▸ PROBLEM DESCRIPTION: The data below is to be returned in full and exactly.

━━━

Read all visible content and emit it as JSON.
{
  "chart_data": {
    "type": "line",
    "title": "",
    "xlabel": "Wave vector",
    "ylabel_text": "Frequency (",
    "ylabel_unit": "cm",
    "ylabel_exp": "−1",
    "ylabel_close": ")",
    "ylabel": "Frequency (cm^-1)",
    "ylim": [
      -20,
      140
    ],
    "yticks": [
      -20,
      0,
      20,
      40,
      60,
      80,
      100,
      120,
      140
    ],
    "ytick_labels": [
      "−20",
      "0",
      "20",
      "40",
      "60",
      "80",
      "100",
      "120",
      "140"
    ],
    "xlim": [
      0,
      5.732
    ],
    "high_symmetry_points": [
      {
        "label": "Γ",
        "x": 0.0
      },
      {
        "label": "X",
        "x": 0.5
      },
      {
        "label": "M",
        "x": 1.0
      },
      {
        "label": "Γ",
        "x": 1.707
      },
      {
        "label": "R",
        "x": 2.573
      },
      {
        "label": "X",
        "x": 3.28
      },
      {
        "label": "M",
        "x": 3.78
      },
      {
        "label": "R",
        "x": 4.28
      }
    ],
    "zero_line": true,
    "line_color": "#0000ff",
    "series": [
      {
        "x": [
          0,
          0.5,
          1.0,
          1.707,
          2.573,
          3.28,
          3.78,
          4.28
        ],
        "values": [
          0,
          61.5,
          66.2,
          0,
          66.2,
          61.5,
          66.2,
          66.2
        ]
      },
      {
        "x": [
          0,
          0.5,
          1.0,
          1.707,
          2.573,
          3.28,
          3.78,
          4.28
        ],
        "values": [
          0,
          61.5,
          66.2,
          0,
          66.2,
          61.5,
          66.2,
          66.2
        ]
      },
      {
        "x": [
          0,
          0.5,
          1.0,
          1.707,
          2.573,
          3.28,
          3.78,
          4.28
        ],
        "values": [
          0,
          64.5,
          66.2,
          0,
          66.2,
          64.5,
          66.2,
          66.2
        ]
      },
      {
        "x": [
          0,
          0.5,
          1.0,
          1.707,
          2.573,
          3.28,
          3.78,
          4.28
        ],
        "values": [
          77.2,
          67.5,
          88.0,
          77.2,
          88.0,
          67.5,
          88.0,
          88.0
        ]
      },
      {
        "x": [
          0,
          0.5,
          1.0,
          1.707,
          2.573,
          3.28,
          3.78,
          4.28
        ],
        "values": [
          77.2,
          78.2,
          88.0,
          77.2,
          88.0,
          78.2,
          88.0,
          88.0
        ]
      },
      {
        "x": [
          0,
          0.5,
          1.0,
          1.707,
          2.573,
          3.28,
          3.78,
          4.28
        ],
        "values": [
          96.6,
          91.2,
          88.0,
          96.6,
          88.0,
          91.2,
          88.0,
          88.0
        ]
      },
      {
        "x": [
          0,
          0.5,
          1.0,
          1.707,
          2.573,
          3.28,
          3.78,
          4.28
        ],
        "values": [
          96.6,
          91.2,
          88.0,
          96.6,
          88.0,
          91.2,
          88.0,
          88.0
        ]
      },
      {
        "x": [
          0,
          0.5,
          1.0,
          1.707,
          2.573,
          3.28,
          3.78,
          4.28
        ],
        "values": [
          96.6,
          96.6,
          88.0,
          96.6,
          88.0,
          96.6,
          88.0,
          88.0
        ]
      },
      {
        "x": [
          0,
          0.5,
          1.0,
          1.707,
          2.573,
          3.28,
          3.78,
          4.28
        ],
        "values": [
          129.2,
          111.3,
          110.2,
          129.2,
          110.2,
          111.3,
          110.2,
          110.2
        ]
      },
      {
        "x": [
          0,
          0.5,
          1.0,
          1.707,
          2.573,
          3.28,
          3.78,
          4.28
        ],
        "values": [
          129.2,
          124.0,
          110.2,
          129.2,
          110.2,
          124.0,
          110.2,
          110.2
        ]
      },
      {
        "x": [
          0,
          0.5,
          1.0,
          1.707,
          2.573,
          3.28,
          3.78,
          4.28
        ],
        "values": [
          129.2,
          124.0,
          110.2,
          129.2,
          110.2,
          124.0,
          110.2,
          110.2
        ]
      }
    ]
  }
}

━━━

▸ SOLUTION TO THE PROBLEM:
Read all visible content and emit it as JSON.
{
  "chart_data": {
    "type": "line",
    "title": "",
    "xlabel": "Wave vector",
    "ylabel_text": "Frequency (",
    "ylabel_unit": "cm",
    "ylabel_exp": "−1",
    "ylabel_close": ")",
    "ylabel": "Frequency (cm^-1)",
    "ylim": [
      -20,
      140
    ],
    "yticks": [
      -20,
      0,
      20,
      40,
      60,
      80,
      100,
      120,
      140
    ],
    "ytick_labels": [
      "−20",
      "0",
      "20",
      "40",
      "60",
      "80",
      "100",
      "120",
      "140"
    ],
    "xlim": [
      0,
      5.732
    ],
    "high_symmetry_points": [
      {
        "label": "Γ",
        "x": 0.0
      },
      {
        "label": "X",
        "x": 0.5
      },
      {
        "label": "M",
        "x": 1.0
      },
      {
        "label": "Γ",
        "x": 1.707
      },
      {
        "label": "R",
        "x": 2.573
      },
      {
        "label": "X",
        "x": 3.28
      },
      {
        "label": "M",
        "x": 3.78
      },
      {
        "label": "R",
        "x": 4.28
      }
    ],
    "zero_line": true,
    "line_color": "#0000ff",
    "series": [
      {
        "x": [
          0,
          0.5,
          1.0,
          1.707,
          2.573,
          3.28,
          3.78,
          4.28
        ],
        "values": [
          0,
          61.5,
          66.2,
          0,
          66.2,
          61.5,
          66.2,
          66.2
        ]
      },
      {
        "x": [
          0,
          0.5,
          1.0,
          1.707,
          2.573,
          3.28,
          3.78,
          4.28
        ],
        "values": [
          0,
          61.5,
          66.2,
          0,
          66.2,
          61.5,
          66.2,
          66.2
        ]
      },
      {
        "x": [
          0,
          0.5,
          1.0,
          1.707,
          2.573,
          3.28,
          3.78,
          4.28
        ],
        "values": [
          0,
          64.5,
          66.2,
          0,
          66.2,
          64.5,
          66.2,
          66.2
        ]
      },
      {
        "x": [
          0,
          0.5,
          1.0,
          1.707,
          2.573,
          3.28,
          3.78,
          4.28
        ],
        "values": [
          77.2,
          67.5,
          88.0,
          77.2,
          88.0,
          67.5,
          88.0,
          88.0
        ]
      },
      {
        "x": [
          0,
          0.5,
          1.0,
          1.707,
          2.573,
          3.28,
          3.78,
          4.28
        ],
        "values": [
          77.2,
          78.2,
          88.0,
          77.2,
          88.0,
          78.2,
          88.0,
          88.0
        ]
      },
      {
        "x": [
          0,
          0.5,
          1.0,
          1.707,
          2.573,
          3.28,
          3.78,
          4.28
        ],
        "values": [
          96.6,
          91.2,
          88.0,
          96.6,
          88.0,
          91.2,
          88.0,
          88.0
        ]
      },
      {
        "x": [
          0,
          0.5,
          1.0,
          1.707,
          2.573,
          3.28,
          3.78,
          4.28
        ],
        "values": [
          96.6,
          91.2,
          88.0,
          96.6,
          88.0,
          91.2,
          88.0,
          88.0
        ]
      },
      {
        "x": [
          0,
          0.5,
          1.0,
          1.707,
          2.573,
          3.28,
          3.78,
          4.28
        ],
        "values": [
          96.6,
          96.6,
          88.0,
          96.6,
          88.0,
          96.6,
          88.0,
          88.0
        ]
      },
      {
        "x": [
          0,
          0.5,
          1.0,
          1.707,
          2.573,
          3.28,
          3.78,
          4.28
        ],
        "values": [
          129.2,
          111.3,
          110.2,
          129.2,
          110.2,
          111.3,
          110.2,
          110.2
        ]
      },
      {
        "x": [
          0,
          0.5,
          1.0,
          1.707,
          2.573,
          3.28,
          3.78,
          4.28
        ],
        "values": [
          129.2,
          124.0,
          110.2,
          129.2,
          110.2,
          124.0,
          110.2,
          110.2
        ]
      },
      {
        "x": [
          0,
          0.5,
          1.0,
          1.707,
          2.573,
          3.28,
          3.78,
          4.28
        ],
        "values": [
          129.2,
          124.0,
          110.2,
          129.2,
          110.2,
          124.0,
          110.2,
          110.2
        ]
      }
    ]
  }
}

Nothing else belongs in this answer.